Written request: Take every line from the listing below that includes "will" and copy it.

Record list:
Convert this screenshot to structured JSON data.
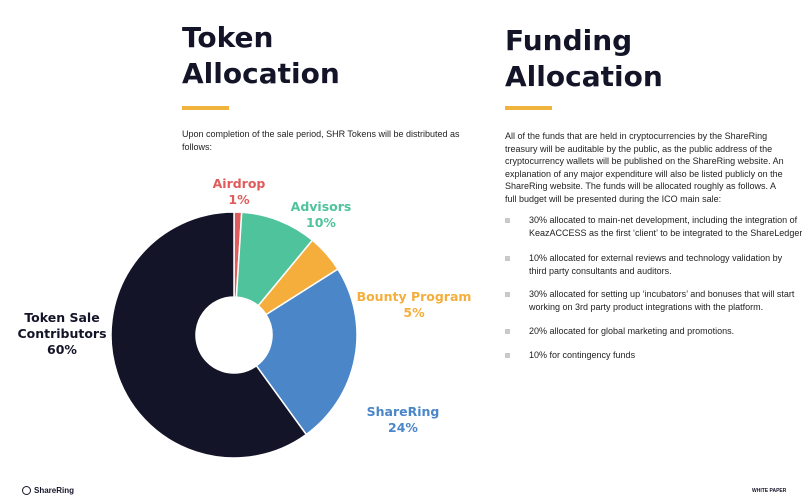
{
  "token_section": {
    "title_line1": "Token",
    "title_line2": "Allocation",
    "intro": "Upon completion of the sale period, SHR Tokens will be distributed as follows:"
  },
  "funding_section": {
    "title_line1": "Funding",
    "title_line2": "Allocation",
    "intro": "All of the funds that are held in cryptocurrencies by the ShareRing treasury will be auditable by the public, as the public address of the cryptocurrency wallets will be published on the ShareRing website. An explanation of any major expenditure will also be listed publicly on the ShareRing website. The funds will be allocated roughly as follows. A full budget will be presented during the ICO main sale:",
    "items": [
      {
        "line1": "30% allocated to main-net development, including the integration of",
        "line2": "KeazACCESS as the first ‘client’ to be integrated to the ShareLedger"
      },
      {
        "line1": "10% allocated for external reviews and technology validation by",
        "line2": "third party consultants and auditors."
      },
      {
        "line1": "30% allocated for setting up ‘incubators’ and bonuses that will start",
        "line2": "working on 3rd party product integrations with the platform."
      },
      {
        "line1": "20% allocated for global marketing and promotions.",
        "line2": ""
      },
      {
        "line1": "10% for contingency funds",
        "line2": ""
      }
    ]
  },
  "colors": {
    "accent": "#F0B33C",
    "airdrop": "#E05C5C",
    "advisors": "#4FC39B",
    "bounty": "#F5AE3C",
    "sharering": "#4A86C8",
    "token_sale": "#141428"
  },
  "chart_data": {
    "type": "pie",
    "style": "donut",
    "categories": [
      "Airdrop",
      "Advisors",
      "Bounty Program",
      "ShareRing",
      "Token Sale Contributors"
    ],
    "values": [
      1,
      10,
      5,
      24,
      60
    ],
    "labels": [
      {
        "name_lines": [
          "Airdrop"
        ],
        "pct": "1%"
      },
      {
        "name_lines": [
          "Advisors"
        ],
        "pct": "10%"
      },
      {
        "name_lines": [
          "Bounty Program"
        ],
        "pct": "5%"
      },
      {
        "name_lines": [
          "ShareRing"
        ],
        "pct": "24%"
      },
      {
        "name_lines": [
          "Token Sale",
          "Contributors"
        ],
        "pct": "60%"
      }
    ]
  },
  "footer": {
    "logo_text": "ShareRing",
    "right_text": "WHITE PAPER"
  }
}
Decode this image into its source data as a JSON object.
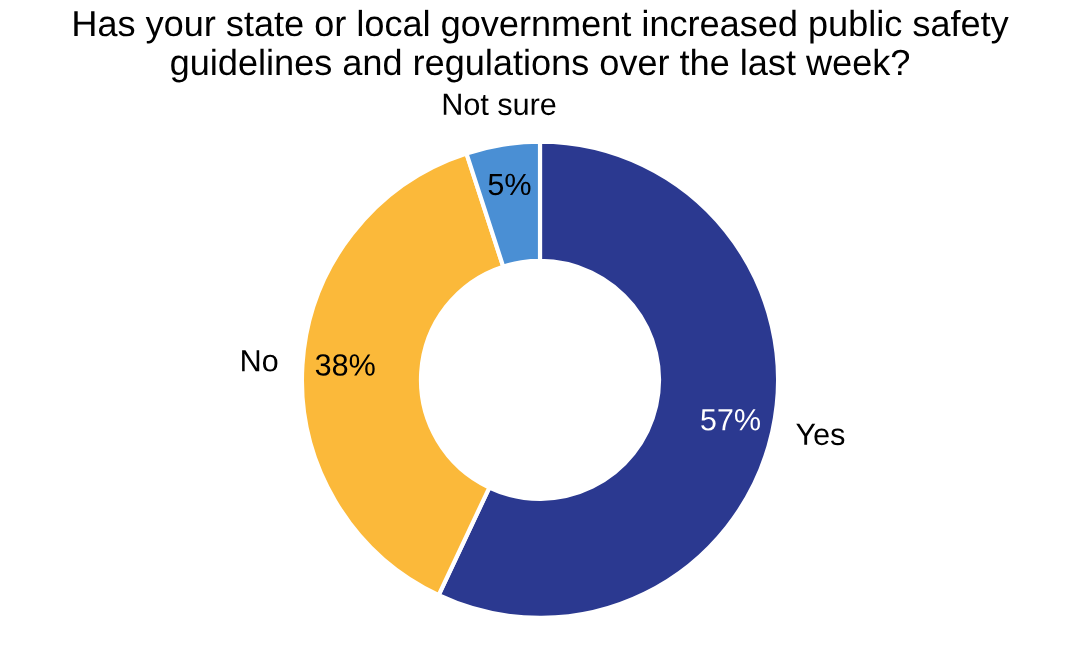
{
  "chart_data": {
    "type": "donut",
    "title": "Has your state or local government increased public safety guidelines and regulations over the last week?",
    "categories": [
      "Yes",
      "No",
      "Not sure"
    ],
    "values": [
      57,
      38,
      5
    ],
    "colors": [
      "#2b3990",
      "#fbb93a",
      "#4a8fd4"
    ],
    "value_labels": [
      "57%",
      "38%",
      "5%"
    ],
    "legend": false
  }
}
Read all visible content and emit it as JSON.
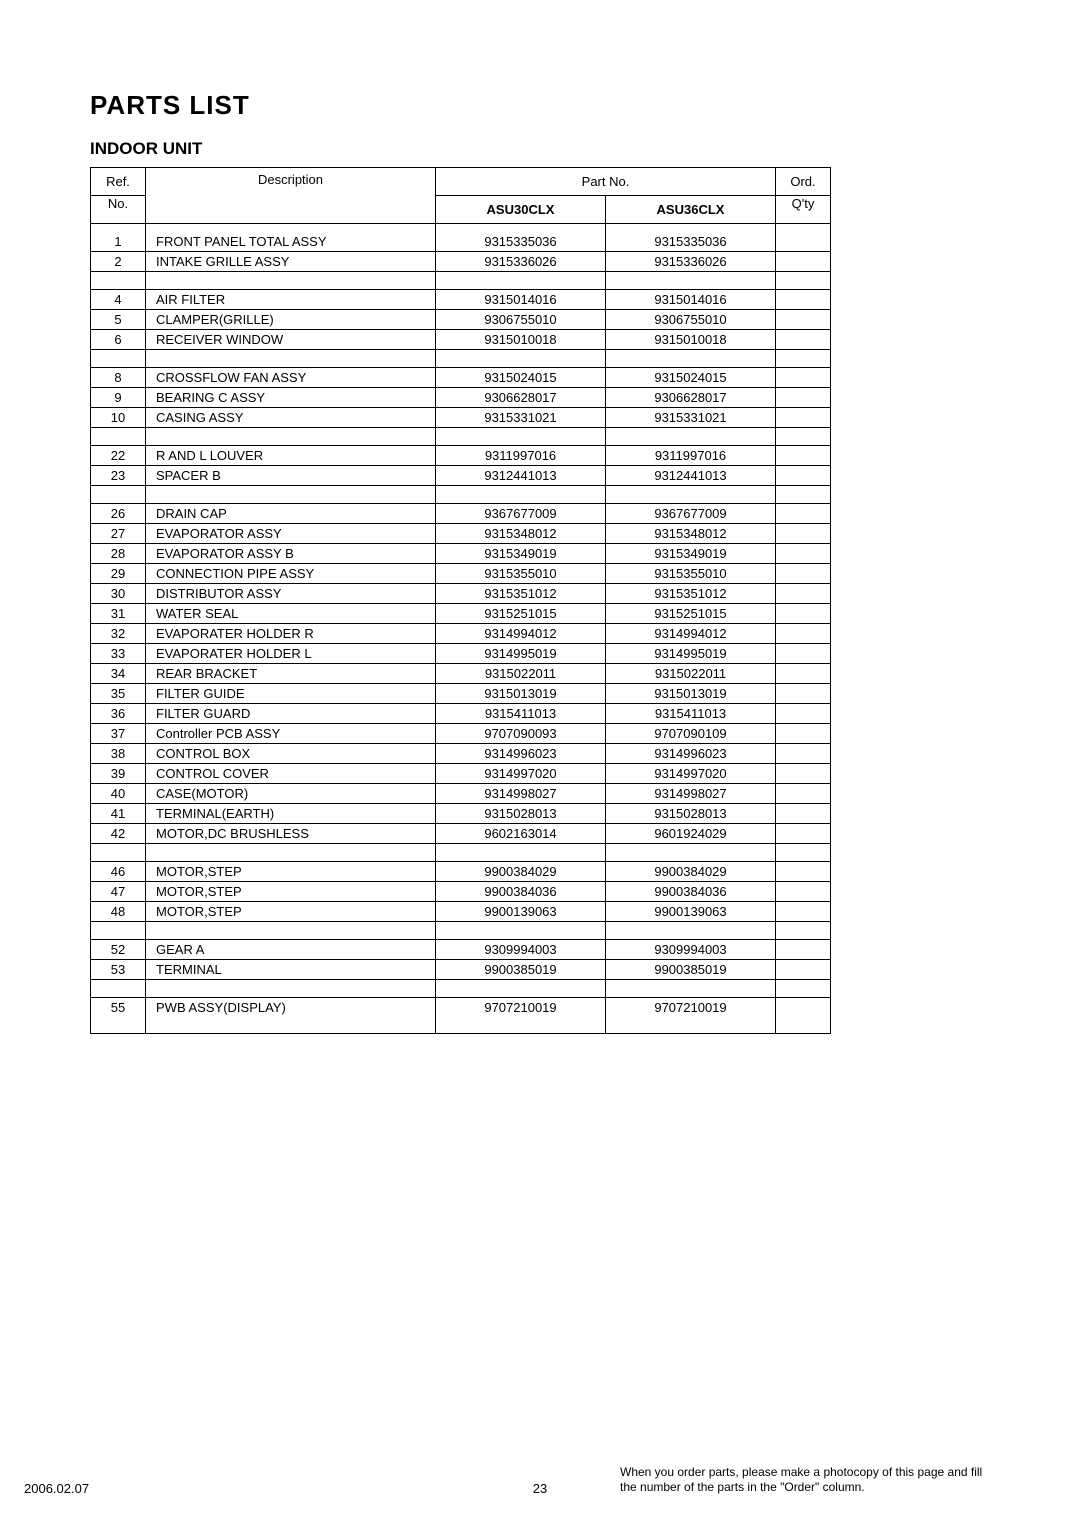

The completed task:
    "intro": "Upon completion of the sale period, SHR Tokens will be distributed as follows:"
    "intro": "All of the funds that are held in cryptocurrencies by the ShareRing treasury will be auditable by the public, as the public address of the cryptocurrency wallets will be published on the ShareRing website. An explanation of any major expenditure will also be listed publicly on the ShareRing website. The funds will be allocated roughly as follows. A full budget will be presented during the ICO main sale:",
        "line1": "30% allocated for setting up ‘incubators’ and bonuses that will start",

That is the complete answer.